▶ **EXERCISE REQUIREMENTS**
Your answer consists of the lines in the data that contain "etwas". Copy each of them.

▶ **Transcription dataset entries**
· · · · ·

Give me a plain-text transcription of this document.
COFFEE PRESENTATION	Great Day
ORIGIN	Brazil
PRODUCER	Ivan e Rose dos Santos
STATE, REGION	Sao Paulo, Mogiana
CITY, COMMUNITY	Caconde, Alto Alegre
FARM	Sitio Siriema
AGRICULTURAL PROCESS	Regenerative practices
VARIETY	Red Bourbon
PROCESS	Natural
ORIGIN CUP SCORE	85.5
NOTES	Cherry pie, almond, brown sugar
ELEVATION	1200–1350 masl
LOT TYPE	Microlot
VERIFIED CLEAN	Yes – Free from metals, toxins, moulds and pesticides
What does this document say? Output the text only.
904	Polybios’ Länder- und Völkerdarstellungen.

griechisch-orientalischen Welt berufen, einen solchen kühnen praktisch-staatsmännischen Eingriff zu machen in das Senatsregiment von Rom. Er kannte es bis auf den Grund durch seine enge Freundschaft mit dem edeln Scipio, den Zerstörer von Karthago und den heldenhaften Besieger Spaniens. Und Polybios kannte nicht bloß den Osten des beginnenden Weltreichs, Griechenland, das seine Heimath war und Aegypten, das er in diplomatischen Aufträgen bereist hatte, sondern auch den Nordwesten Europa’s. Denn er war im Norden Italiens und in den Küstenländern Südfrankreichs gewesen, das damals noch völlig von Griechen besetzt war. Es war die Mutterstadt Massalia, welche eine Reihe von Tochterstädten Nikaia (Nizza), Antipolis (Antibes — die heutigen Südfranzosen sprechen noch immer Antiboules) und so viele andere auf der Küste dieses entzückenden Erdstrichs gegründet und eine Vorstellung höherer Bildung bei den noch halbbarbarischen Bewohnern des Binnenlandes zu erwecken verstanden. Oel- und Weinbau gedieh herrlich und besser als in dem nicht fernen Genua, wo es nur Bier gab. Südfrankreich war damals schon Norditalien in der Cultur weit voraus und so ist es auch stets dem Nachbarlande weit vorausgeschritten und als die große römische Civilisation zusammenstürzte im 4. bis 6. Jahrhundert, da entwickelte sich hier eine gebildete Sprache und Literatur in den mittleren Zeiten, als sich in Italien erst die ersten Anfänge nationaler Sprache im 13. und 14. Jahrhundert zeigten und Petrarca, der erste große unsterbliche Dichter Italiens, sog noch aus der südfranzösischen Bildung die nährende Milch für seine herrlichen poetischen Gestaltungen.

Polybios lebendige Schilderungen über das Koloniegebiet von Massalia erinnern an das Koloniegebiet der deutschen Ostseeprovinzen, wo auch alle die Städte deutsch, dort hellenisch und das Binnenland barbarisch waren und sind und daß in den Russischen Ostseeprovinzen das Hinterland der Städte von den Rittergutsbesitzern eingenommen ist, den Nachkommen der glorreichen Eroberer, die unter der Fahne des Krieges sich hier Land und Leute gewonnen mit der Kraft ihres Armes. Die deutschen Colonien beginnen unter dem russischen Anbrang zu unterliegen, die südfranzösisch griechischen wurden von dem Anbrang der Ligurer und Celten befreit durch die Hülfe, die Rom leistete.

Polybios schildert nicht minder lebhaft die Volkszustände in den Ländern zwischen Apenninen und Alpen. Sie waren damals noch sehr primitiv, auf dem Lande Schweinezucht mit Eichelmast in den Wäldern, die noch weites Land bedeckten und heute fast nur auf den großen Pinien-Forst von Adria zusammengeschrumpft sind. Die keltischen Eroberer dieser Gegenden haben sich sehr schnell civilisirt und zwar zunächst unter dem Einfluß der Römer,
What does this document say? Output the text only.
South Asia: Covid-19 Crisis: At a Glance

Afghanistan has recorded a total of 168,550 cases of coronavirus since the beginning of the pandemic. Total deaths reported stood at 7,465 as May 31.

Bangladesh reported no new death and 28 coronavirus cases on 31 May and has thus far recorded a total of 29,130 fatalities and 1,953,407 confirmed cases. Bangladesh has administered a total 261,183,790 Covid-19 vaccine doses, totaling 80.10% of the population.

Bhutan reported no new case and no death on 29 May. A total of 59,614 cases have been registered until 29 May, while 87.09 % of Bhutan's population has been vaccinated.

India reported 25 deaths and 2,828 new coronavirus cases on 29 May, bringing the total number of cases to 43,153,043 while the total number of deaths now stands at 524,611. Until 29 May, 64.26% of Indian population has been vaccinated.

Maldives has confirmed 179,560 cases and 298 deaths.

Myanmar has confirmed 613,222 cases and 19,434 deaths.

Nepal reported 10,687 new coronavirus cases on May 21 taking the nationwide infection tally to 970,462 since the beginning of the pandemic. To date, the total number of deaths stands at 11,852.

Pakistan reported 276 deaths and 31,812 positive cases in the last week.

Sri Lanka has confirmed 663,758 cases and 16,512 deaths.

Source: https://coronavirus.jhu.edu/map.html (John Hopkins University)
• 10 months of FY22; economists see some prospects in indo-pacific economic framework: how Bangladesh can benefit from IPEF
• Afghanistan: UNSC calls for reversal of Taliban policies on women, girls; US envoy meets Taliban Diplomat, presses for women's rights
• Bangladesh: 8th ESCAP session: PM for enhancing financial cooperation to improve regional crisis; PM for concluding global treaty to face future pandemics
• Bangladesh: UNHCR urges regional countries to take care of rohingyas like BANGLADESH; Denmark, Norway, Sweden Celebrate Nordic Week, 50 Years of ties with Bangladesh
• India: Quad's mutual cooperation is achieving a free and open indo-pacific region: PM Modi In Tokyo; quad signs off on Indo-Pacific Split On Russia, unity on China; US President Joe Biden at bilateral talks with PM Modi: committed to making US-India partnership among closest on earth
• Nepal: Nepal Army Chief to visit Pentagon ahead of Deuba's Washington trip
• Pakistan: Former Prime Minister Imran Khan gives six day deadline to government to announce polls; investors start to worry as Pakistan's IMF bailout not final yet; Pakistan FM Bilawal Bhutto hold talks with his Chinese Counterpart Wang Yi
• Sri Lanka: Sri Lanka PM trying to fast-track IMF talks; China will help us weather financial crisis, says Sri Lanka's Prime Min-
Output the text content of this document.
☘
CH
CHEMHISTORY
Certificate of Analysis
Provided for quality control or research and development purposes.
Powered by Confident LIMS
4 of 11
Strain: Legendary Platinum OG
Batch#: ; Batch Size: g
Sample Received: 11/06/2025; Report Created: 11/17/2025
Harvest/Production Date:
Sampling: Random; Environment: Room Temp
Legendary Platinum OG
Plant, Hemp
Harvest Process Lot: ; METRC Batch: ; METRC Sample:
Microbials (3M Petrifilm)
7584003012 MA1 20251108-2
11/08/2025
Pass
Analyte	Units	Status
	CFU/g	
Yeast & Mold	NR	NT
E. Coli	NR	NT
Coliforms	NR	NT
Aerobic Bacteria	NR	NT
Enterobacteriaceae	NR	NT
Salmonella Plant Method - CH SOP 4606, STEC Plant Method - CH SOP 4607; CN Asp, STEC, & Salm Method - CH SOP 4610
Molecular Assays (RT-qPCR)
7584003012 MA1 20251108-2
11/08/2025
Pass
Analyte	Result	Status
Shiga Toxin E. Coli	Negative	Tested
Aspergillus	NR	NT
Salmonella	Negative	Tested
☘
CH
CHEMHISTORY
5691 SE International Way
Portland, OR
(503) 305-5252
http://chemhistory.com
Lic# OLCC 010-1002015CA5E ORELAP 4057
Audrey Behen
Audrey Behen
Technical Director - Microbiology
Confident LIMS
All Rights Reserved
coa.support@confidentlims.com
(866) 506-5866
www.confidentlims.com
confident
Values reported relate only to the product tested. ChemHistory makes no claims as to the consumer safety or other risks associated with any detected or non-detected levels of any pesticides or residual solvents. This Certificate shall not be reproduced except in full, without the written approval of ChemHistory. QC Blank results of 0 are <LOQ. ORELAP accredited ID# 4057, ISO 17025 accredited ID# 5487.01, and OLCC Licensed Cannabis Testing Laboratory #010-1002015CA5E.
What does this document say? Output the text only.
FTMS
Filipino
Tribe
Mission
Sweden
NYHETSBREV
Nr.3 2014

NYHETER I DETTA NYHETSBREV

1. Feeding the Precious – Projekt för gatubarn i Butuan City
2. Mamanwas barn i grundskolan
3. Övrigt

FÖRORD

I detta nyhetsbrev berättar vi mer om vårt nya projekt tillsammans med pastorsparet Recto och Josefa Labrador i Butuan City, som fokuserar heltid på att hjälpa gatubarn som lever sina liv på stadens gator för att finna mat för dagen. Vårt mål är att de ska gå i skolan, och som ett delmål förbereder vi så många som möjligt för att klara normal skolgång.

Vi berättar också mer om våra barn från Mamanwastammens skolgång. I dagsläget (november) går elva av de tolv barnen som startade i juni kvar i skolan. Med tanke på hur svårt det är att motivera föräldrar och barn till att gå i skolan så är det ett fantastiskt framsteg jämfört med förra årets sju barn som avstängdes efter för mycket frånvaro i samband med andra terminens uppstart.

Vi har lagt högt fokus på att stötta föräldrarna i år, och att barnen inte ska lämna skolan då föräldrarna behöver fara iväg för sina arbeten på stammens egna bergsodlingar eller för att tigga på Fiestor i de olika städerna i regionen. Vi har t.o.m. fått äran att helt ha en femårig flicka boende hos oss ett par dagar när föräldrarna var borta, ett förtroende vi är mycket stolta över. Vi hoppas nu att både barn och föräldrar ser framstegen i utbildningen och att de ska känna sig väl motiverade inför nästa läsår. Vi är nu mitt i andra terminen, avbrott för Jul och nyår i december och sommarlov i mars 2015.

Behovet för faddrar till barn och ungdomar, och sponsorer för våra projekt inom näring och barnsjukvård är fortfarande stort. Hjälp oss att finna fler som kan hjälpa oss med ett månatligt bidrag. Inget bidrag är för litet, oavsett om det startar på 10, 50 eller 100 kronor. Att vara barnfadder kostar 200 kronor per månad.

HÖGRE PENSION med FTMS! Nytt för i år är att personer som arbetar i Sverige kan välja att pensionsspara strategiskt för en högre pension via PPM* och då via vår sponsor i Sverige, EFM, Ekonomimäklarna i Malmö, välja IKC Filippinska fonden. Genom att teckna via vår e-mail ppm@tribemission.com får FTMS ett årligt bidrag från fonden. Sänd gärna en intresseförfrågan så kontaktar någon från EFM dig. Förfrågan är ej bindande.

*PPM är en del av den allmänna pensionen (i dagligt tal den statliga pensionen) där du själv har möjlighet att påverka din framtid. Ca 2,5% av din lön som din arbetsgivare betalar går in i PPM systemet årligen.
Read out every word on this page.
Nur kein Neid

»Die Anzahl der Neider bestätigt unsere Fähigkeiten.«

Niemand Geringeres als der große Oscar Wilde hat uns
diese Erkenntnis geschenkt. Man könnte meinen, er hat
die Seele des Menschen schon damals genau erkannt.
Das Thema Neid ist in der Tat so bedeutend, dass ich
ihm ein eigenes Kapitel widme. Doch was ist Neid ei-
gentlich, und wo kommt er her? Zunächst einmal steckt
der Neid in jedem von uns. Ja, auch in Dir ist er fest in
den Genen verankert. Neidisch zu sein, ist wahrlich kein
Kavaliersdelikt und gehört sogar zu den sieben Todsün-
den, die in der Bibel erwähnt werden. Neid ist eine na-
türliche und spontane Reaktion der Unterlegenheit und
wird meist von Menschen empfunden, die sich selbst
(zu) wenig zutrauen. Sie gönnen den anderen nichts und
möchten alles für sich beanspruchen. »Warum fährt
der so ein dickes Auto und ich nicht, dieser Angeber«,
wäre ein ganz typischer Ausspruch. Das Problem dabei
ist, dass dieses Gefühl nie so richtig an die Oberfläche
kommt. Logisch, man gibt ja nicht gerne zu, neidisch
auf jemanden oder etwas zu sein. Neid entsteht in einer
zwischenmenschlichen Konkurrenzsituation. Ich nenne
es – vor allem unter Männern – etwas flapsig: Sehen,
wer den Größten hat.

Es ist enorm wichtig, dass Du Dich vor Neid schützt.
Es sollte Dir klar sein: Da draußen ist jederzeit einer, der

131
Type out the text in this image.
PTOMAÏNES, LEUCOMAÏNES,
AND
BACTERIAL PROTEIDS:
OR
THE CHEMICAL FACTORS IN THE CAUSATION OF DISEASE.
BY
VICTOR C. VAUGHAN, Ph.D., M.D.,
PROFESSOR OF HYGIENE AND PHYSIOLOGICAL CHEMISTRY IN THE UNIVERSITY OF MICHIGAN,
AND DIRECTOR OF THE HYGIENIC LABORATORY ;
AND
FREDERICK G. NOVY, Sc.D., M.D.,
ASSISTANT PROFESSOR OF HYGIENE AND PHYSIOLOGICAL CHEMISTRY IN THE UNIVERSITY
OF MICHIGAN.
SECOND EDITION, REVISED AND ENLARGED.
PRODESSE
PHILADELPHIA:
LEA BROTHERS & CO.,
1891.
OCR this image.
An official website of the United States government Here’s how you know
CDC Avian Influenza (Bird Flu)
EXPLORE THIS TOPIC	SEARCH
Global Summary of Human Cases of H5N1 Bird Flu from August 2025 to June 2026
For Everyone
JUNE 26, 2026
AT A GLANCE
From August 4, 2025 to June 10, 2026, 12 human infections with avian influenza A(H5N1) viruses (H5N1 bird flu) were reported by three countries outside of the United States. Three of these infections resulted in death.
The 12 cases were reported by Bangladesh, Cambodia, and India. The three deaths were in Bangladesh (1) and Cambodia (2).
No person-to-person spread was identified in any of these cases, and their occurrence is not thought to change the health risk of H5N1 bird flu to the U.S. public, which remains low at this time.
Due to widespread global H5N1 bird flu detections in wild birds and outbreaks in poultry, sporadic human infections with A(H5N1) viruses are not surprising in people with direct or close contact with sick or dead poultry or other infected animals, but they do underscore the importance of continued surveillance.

· · · · ·

▶ **ANSWER SPACE**
auf jemanden oder etwas zu sein. Neid entsteht in einer
es – vor allem unter Männern – etwas flapsig: Sehen,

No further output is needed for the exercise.